Task to carry out — Pick out all lines of the entries that include the word "cảnh" and copy them.
☆ ☆ ☆ ☆ ☆ ☆ ☆
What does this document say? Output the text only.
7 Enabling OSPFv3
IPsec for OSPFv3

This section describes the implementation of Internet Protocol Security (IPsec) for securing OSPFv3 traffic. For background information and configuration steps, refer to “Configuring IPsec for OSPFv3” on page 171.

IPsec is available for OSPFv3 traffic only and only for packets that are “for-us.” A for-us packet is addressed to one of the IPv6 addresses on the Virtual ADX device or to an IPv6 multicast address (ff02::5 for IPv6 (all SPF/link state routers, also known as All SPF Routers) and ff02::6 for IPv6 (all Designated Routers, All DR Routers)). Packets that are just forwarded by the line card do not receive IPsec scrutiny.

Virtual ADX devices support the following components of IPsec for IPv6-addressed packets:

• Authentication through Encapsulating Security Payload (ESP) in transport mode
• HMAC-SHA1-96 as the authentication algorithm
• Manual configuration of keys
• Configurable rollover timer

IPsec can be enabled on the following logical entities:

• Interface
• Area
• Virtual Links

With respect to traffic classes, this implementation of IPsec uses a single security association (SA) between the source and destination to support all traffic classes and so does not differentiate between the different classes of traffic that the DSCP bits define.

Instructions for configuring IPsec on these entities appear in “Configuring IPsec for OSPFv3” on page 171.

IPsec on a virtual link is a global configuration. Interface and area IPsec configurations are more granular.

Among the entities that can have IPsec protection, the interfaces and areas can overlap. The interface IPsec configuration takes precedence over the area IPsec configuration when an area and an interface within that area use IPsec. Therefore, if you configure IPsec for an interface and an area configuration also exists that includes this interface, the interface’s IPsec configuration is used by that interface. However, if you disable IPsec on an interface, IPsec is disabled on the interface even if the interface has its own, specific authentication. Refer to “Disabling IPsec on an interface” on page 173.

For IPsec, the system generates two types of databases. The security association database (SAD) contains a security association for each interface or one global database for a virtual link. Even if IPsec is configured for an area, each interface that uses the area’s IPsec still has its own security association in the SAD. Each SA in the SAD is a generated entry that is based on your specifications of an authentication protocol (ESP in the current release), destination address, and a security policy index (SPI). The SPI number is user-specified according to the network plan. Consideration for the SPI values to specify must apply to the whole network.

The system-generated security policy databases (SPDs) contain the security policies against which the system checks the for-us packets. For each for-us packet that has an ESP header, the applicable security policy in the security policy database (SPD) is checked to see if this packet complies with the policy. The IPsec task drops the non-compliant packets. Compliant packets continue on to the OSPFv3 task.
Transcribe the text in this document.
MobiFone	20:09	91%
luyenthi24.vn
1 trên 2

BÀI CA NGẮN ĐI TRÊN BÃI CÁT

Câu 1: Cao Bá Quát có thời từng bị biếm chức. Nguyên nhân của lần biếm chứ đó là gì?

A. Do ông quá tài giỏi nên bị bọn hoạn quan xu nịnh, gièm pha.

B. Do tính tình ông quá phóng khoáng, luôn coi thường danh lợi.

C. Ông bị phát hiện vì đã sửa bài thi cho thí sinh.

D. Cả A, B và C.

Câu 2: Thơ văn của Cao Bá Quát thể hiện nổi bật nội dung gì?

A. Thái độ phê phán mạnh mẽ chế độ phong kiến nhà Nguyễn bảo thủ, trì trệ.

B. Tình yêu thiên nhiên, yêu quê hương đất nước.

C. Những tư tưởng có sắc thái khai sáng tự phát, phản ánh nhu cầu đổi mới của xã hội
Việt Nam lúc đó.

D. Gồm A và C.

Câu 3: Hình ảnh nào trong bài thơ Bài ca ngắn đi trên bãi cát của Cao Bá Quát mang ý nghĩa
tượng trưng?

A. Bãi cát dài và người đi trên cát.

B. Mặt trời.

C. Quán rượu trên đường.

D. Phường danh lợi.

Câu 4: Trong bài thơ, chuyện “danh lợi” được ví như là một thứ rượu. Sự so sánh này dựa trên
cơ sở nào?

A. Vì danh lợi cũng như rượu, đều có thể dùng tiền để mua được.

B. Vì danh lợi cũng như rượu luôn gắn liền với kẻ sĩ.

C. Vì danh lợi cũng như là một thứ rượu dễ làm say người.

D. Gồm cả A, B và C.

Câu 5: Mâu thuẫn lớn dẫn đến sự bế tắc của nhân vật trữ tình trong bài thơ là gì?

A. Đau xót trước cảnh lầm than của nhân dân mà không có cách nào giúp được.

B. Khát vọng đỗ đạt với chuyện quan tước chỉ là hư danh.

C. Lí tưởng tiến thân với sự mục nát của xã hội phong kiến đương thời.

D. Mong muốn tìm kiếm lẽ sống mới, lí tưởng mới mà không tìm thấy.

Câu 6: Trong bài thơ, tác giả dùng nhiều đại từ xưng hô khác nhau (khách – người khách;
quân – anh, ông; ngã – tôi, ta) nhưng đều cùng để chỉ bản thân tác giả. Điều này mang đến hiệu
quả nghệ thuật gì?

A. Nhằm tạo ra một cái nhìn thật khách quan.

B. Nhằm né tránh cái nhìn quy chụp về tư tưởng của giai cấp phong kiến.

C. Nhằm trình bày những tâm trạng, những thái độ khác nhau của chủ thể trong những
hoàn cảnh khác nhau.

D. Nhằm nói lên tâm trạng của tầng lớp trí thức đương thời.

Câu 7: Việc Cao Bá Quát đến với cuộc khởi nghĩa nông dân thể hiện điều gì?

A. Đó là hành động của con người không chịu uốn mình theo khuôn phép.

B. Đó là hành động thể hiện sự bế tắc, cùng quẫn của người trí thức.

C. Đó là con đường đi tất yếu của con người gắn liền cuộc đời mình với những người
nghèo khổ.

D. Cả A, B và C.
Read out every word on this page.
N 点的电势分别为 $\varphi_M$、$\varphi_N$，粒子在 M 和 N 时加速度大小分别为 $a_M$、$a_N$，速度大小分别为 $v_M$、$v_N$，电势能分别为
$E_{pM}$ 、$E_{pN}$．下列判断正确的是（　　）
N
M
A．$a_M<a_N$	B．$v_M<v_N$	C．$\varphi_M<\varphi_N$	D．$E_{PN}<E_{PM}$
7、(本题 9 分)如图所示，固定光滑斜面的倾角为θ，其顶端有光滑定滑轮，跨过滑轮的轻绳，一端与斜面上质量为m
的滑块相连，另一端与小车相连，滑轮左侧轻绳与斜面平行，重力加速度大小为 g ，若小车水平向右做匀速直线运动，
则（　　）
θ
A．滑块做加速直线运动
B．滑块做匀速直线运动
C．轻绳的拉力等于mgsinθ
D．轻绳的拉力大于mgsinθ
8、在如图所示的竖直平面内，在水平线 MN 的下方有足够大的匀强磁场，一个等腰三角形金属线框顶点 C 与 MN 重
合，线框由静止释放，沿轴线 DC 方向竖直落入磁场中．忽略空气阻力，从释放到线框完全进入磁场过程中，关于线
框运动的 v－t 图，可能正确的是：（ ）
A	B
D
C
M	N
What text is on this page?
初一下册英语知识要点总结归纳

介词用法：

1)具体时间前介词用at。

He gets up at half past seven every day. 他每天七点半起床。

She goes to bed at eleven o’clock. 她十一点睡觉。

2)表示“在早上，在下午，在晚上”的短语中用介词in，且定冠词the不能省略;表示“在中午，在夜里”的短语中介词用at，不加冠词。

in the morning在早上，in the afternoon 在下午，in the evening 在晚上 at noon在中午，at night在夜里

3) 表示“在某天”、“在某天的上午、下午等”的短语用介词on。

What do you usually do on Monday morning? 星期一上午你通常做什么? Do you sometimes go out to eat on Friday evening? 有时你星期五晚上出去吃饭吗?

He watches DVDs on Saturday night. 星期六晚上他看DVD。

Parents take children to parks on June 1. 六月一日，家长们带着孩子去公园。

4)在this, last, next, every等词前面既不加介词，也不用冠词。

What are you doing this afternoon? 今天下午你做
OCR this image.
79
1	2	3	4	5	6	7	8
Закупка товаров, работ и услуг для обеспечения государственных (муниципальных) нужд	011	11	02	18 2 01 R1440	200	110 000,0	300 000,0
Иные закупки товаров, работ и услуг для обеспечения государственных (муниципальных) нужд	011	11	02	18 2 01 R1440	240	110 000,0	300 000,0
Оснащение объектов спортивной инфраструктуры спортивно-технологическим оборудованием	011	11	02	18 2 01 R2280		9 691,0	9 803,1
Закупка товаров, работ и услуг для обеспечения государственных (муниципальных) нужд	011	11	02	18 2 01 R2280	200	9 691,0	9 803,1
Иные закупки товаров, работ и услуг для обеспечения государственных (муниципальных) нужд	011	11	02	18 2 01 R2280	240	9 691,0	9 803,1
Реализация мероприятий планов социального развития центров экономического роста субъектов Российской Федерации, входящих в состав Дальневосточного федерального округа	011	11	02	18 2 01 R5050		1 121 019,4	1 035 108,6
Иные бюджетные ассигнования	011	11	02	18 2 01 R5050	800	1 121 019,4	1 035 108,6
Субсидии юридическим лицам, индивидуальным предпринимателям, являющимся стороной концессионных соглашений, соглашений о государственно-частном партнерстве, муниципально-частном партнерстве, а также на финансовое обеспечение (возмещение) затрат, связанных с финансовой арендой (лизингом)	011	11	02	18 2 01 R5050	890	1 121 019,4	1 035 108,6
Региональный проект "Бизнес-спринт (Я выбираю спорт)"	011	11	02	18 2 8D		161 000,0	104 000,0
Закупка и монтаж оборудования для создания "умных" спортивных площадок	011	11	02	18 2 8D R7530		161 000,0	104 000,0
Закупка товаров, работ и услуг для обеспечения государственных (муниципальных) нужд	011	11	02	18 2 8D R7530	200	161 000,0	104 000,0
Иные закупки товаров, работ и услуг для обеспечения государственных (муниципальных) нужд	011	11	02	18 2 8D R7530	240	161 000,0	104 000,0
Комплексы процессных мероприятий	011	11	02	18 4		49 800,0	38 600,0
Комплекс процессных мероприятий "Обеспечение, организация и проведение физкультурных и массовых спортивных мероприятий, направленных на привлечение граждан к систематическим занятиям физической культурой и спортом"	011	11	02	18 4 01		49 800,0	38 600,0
☆ ☆ ☆ ☆ ☆ ☆ ☆
Answer to this problem —
A. Đau xót trước cảnh lầm than của nhân dân mà không có cách nào giúp được.
hoàn cảnh khác nhau.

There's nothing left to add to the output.